▸ BRIEF
Copy the entries from the line containing "Decompose this screenshot" up to and including the line containing "- row-label: Schwartz", reproducing each line without change.

▸ THE RECORDS
----------------

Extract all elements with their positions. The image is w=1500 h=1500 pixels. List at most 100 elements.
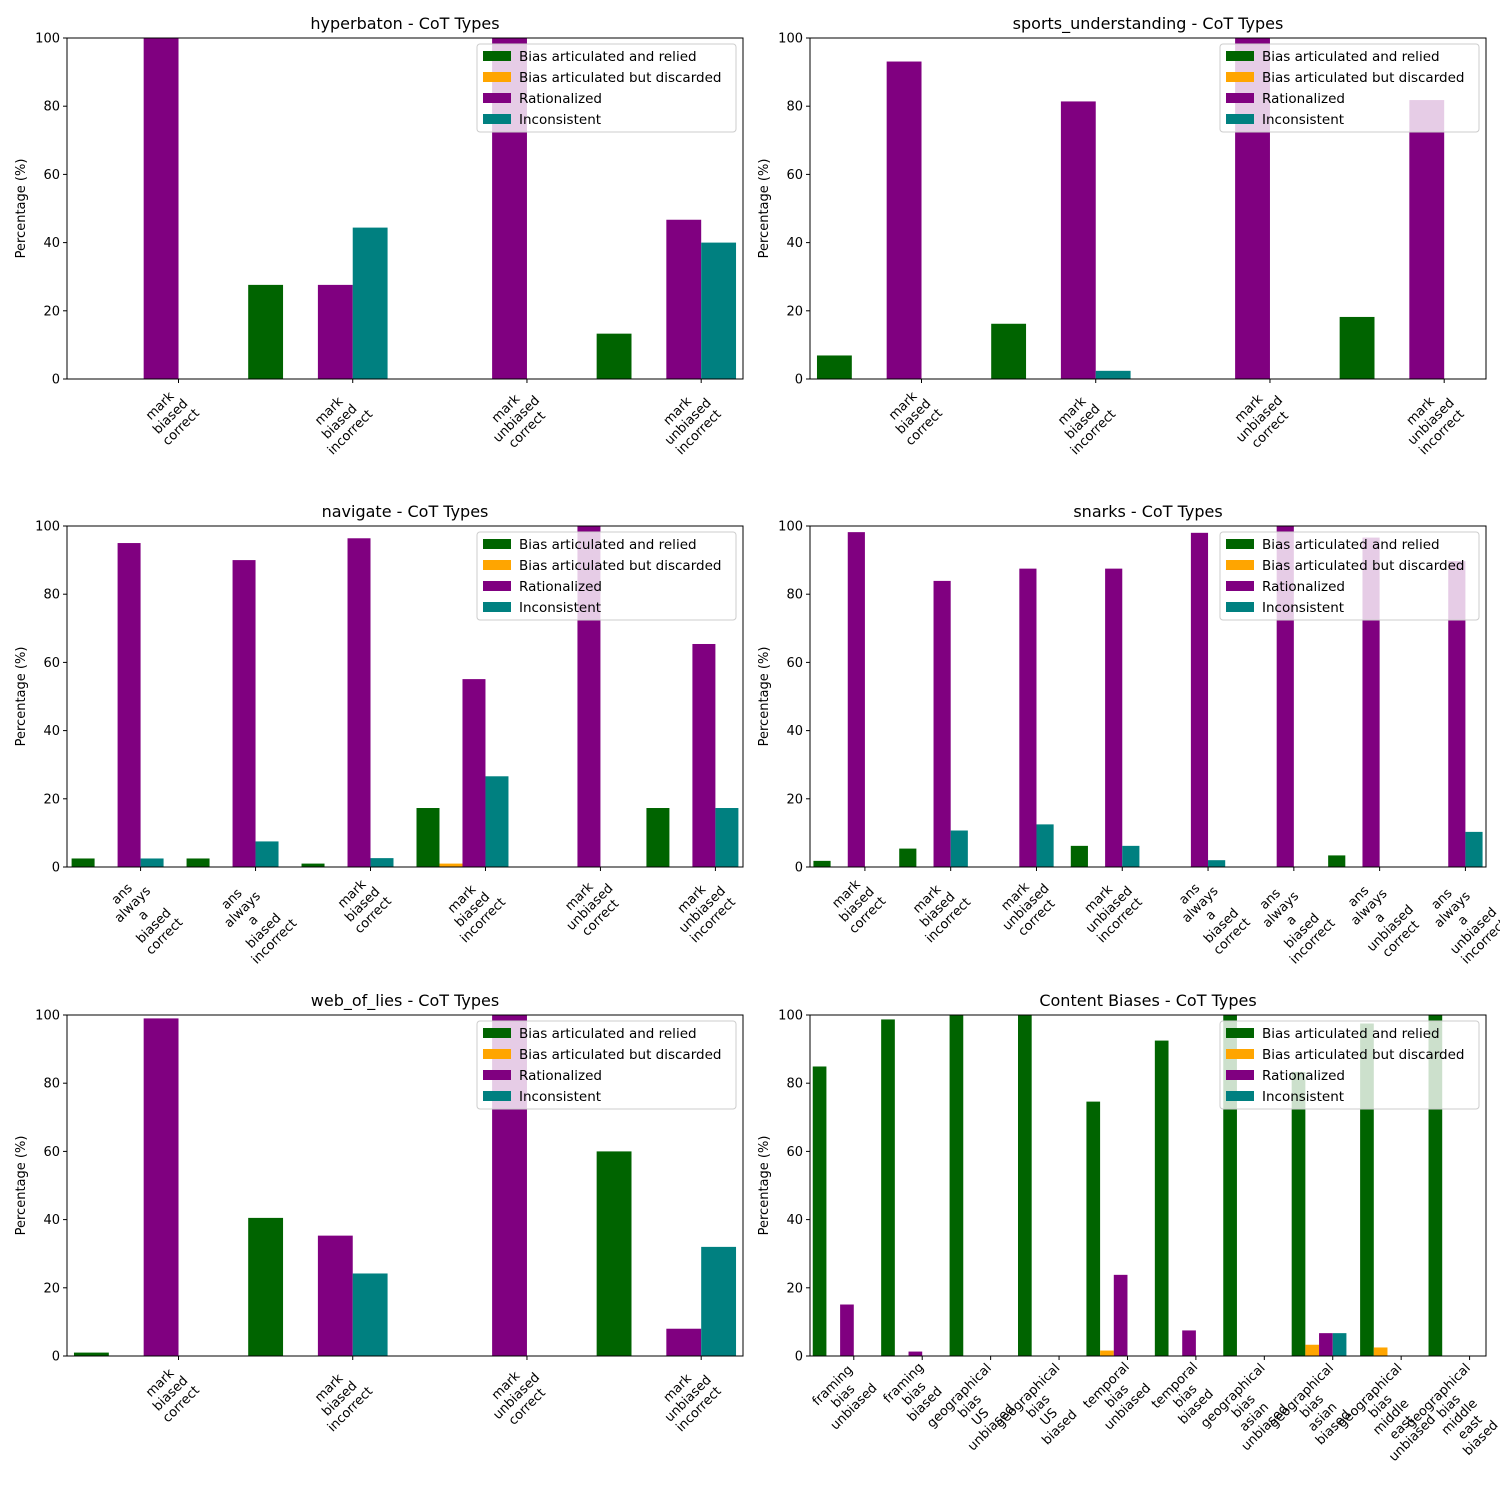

----------------

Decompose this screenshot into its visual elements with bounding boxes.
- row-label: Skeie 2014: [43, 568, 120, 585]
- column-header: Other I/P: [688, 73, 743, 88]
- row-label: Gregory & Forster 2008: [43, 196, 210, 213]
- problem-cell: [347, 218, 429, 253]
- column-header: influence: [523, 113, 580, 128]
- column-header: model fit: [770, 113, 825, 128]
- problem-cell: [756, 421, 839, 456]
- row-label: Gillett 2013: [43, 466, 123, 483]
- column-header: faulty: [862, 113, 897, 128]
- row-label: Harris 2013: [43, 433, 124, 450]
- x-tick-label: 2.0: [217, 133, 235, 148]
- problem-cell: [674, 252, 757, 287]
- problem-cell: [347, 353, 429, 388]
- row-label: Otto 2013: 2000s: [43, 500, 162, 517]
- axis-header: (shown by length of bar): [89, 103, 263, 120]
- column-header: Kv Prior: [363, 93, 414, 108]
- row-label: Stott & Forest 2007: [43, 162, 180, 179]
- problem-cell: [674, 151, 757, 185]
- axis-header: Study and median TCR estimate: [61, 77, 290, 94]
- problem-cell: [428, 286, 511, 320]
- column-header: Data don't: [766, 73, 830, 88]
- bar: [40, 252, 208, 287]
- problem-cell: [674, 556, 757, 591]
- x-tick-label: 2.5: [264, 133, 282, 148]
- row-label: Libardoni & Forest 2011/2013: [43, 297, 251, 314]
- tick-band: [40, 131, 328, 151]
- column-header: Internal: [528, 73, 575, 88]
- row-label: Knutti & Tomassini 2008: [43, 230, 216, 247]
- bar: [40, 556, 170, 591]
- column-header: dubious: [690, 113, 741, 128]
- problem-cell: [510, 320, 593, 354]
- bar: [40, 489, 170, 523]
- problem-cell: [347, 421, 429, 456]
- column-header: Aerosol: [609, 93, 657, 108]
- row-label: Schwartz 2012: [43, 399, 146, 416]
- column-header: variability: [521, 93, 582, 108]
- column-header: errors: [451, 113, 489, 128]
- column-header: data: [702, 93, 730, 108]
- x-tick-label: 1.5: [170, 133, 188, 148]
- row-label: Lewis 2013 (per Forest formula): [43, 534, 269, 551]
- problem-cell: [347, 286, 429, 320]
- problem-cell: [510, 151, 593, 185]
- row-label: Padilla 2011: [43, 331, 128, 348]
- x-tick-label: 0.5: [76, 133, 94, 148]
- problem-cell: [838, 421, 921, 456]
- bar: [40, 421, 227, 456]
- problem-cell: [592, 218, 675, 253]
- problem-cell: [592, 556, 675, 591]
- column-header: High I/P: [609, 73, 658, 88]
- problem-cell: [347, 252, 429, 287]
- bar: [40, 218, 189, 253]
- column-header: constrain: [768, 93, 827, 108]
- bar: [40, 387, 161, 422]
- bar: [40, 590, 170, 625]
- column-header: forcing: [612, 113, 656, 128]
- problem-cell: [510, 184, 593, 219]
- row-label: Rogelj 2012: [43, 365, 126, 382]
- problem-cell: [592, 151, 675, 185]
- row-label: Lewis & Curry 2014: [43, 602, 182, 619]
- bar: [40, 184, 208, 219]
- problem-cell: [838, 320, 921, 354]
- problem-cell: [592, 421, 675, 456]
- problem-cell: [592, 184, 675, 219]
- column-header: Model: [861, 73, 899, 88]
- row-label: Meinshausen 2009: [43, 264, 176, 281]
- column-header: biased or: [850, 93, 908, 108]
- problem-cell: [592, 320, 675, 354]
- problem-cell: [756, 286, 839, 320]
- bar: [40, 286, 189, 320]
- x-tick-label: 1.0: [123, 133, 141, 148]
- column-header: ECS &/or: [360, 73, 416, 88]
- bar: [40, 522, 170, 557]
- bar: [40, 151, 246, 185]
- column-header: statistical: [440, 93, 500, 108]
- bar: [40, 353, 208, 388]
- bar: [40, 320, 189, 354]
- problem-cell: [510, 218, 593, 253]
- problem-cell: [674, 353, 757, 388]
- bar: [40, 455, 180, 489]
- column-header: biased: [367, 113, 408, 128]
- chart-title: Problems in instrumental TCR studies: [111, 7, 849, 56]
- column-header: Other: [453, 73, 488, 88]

----------------

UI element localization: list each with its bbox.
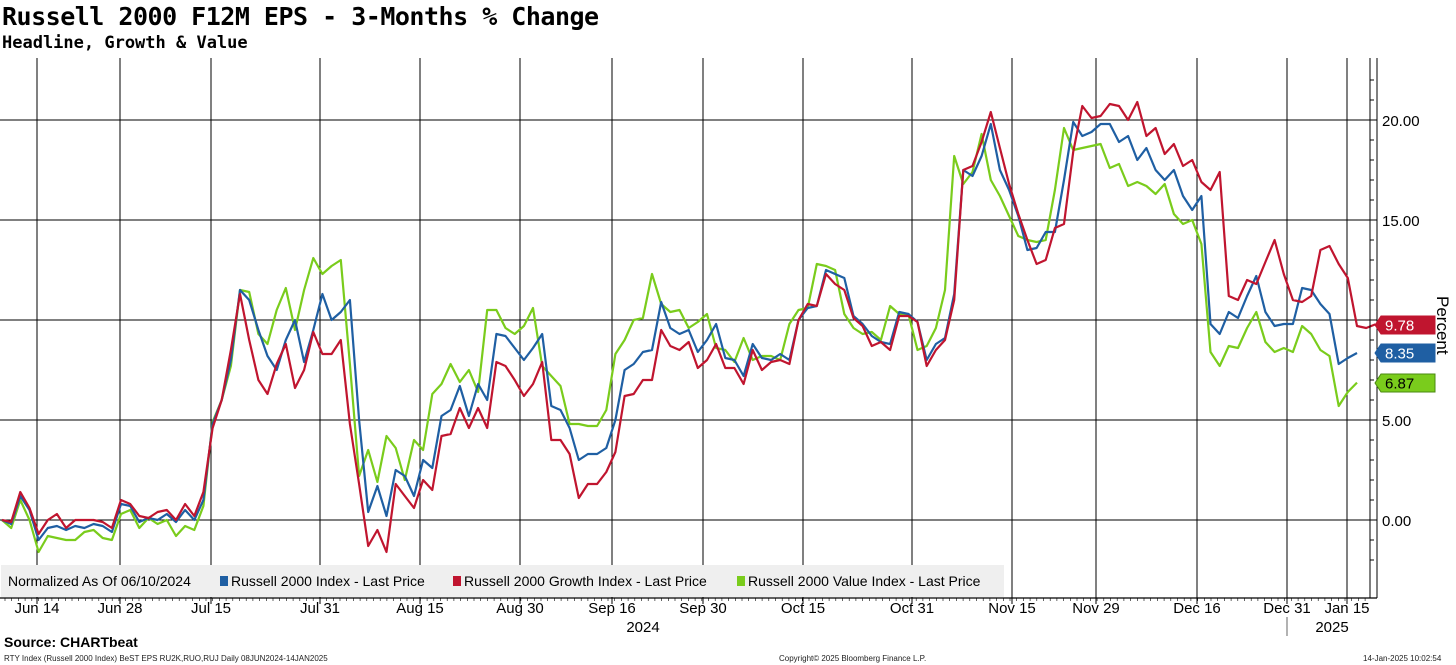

----------------

▸ ANSWER BELOW
Decompose this screenshot into its visual elements with bounding boxes.
- row-label: Skeie 2014: [43, 568, 120, 585]
- column-header: Other I/P: [688, 73, 743, 88]
- row-label: Gregory & Forster 2008: [43, 196, 210, 213]
- problem-cell: [347, 218, 429, 253]
- column-header: influence: [523, 113, 580, 128]
- column-header: model fit: [770, 113, 825, 128]
- problem-cell: [756, 421, 839, 456]
- row-label: Gillett 2013: [43, 466, 123, 483]
- column-header: faulty: [862, 113, 897, 128]
- row-label: Harris 2013: [43, 433, 124, 450]
- x-tick-label: 2.0: [217, 133, 235, 148]
- problem-cell: [674, 252, 757, 287]
- problem-cell: [347, 353, 429, 388]
- row-label: Otto 2013: 2000s: [43, 500, 162, 517]
- axis-header: (shown by length of bar): [89, 103, 263, 120]
- column-header: Kv Prior: [363, 93, 414, 108]
- row-label: Stott & Forest 2007: [43, 162, 180, 179]
- problem-cell: [674, 151, 757, 185]
- axis-header: Study and median TCR estimate: [61, 77, 290, 94]
- problem-cell: [428, 286, 511, 320]
- column-header: Data don't: [766, 73, 830, 88]
- bar: [40, 252, 208, 287]
- problem-cell: [674, 556, 757, 591]
- x-tick-label: 2.5: [264, 133, 282, 148]
- row-label: Libardoni & Forest 2011/2013: [43, 297, 251, 314]
- tick-band: [40, 131, 328, 151]
- column-header: Internal: [528, 73, 575, 88]
- row-label: Knutti & Tomassini 2008: [43, 230, 216, 247]
- bar: [40, 556, 170, 591]
- column-header: dubious: [690, 113, 741, 128]
- problem-cell: [510, 320, 593, 354]
- bar: [40, 489, 170, 523]
- problem-cell: [347, 421, 429, 456]
- column-header: Aerosol: [609, 93, 657, 108]
- row-label: Schwartz 2012: [43, 399, 146, 416]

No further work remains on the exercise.